QUOTED PASSAGE
____________
Various aspects of the interferon (IFN) system were studied in malignant
cells from 37 unselected patients with acute lymphocytic leukemia (ALL). It
was found that leukemic cells from two of 37 patients had a complete loss
of alpha- and beta-IFN genes, whereas cells from four of 37 had lost one of
the alpha-/beta-IFN alleles. In 25 cases, viable cells were also available
for functional studies. Cell clones with loss of one of the alpha-/beta-IFN
alleles produced low amounts of IFN after virus induction in vitro. Some
clones with an apparently normal set of IFN genes were unable to produce
detectable amounts of IFN. All clones studied were found to carry
high-affinity alpha-IFN receptors. In clones carrying deletions of IFN
genes, the cells were sensitive to IFN in vitro as measured by
alpha-IFN-induced enhancement of 2',5'-oligoadenylate synthetase (2',5'-A
synthetase). Cells from four patients with an apparently normal set of IFN
genes were insensitive to this effect of IFN. We conclude that of the 17
patients in which IFN genes, IFN production, alpha-IFN receptors, and
IFN-induced enhancement of 2',5'-A synthetase were studied, nine (53%)
____________
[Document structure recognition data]
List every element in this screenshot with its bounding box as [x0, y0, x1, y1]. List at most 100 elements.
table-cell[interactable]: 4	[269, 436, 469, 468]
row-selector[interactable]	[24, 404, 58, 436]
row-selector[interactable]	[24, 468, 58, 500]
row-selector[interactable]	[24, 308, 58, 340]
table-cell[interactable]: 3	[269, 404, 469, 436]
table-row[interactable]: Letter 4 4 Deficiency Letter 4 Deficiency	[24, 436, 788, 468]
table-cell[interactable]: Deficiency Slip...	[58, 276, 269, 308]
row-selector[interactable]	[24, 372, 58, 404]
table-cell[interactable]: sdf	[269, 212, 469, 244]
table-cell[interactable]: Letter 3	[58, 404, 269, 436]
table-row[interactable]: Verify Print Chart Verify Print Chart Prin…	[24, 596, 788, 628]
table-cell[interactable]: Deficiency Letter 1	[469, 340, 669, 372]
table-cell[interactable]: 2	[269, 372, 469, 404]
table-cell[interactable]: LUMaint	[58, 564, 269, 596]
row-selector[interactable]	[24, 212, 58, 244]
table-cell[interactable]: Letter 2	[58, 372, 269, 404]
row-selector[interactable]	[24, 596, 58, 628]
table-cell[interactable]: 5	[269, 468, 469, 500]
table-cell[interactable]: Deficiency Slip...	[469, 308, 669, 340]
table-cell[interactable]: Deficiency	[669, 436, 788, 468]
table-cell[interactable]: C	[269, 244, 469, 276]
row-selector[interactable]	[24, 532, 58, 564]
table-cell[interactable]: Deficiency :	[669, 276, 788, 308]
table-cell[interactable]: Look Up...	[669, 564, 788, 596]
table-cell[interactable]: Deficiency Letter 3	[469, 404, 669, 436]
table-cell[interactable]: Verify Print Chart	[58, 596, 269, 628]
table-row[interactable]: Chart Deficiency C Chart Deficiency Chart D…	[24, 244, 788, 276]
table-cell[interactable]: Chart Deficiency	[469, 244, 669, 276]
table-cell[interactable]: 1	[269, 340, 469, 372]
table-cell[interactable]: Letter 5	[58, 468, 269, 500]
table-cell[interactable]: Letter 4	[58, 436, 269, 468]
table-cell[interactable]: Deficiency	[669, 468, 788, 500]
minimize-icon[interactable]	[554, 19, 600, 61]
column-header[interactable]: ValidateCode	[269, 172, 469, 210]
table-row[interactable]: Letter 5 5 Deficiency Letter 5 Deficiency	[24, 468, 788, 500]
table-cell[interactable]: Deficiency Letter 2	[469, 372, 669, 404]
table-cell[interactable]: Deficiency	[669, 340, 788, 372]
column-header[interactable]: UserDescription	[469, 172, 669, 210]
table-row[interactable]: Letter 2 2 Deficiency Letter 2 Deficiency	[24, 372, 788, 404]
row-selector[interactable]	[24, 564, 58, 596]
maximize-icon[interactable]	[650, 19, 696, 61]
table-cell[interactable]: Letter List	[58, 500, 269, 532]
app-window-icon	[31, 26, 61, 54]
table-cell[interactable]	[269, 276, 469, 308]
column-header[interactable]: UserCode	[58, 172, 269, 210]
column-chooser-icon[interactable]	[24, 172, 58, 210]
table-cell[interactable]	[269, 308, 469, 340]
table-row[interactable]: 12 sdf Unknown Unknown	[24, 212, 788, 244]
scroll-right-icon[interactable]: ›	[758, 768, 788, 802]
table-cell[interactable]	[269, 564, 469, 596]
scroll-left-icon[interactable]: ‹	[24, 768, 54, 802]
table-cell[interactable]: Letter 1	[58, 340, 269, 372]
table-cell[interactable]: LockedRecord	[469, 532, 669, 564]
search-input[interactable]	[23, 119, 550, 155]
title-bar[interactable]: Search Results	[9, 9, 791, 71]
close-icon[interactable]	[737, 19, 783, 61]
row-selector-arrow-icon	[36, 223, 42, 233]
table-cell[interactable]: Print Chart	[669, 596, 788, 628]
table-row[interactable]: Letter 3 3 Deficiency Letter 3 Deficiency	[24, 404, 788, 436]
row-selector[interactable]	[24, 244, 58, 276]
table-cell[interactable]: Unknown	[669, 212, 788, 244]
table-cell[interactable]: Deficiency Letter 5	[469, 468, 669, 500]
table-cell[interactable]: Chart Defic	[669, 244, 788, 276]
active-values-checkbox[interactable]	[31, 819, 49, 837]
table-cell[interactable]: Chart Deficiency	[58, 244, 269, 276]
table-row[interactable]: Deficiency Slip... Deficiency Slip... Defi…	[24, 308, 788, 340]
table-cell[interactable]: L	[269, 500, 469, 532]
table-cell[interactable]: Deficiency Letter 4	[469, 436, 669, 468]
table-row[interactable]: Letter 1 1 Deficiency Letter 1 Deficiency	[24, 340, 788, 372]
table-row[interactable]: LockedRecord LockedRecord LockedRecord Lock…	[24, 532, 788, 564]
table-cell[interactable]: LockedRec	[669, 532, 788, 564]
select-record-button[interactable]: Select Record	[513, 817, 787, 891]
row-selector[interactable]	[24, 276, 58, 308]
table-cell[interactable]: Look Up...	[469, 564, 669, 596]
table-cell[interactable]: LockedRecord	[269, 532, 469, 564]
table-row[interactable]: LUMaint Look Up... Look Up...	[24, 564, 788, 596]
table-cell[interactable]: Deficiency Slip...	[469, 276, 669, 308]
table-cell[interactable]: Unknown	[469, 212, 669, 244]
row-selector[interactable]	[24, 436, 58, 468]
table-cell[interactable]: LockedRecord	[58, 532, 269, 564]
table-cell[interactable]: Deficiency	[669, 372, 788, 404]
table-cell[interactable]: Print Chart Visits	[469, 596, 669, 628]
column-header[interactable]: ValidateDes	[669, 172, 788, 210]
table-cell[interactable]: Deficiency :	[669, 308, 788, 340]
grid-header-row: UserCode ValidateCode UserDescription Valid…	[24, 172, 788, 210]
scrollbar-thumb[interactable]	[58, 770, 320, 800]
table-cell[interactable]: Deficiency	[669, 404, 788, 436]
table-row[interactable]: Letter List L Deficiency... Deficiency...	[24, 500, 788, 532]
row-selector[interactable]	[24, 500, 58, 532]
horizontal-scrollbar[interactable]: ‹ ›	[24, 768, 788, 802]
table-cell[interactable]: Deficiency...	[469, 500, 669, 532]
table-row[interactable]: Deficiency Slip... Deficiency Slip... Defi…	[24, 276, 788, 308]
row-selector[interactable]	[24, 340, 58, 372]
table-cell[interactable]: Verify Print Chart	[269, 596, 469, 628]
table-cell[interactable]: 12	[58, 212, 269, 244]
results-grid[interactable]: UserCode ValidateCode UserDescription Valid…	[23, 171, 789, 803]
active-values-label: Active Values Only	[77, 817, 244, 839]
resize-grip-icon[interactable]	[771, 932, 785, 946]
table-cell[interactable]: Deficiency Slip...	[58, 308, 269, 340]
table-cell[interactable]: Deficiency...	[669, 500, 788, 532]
____________
WORK ORDER
Can you reproduce the whole passage on the interferon system in leukemic cells, word for word? You can set the records aside, since nothing here depends on them.

WORKED SOLUTION
Various aspects of the interferon (IFN) system were studied in malignant
cells from 37 unselected patients with acute lymphocytic leukemia (ALL). It
was found that leukemic cells from two of 37 patients had a complete loss
of alpha- and beta-IFN genes, whereas cells from four of 37 had lost one of
the alpha-/beta-IFN alleles. In 25 cases, viable cells were also available
for functional studies. Cell clones with loss of one of the alpha-/beta-IFN
alleles produced low amounts of IFN after virus induction in vitro. Some
clones with an apparently normal set of IFN genes were unable to produce
detectable amounts of IFN. All clones studied were found to carry
high-affinity alpha-IFN receptors. In clones carrying deletions of IFN
genes, the cells were sensitive to IFN in vitro as measured by
alpha-IFN-induced enhancement of 2',5'-oligoadenylate synthetase (2',5'-A
synthetase). Cells from four patients with an apparently normal set of IFN
genes were insensitive to this effect of IFN. We conclude that of the 17
patients in which IFN genes, IFN production, alpha-IFN receptors, and
IFN-induced enhancement of 2',5'-A synthetase were studied, nine (53%)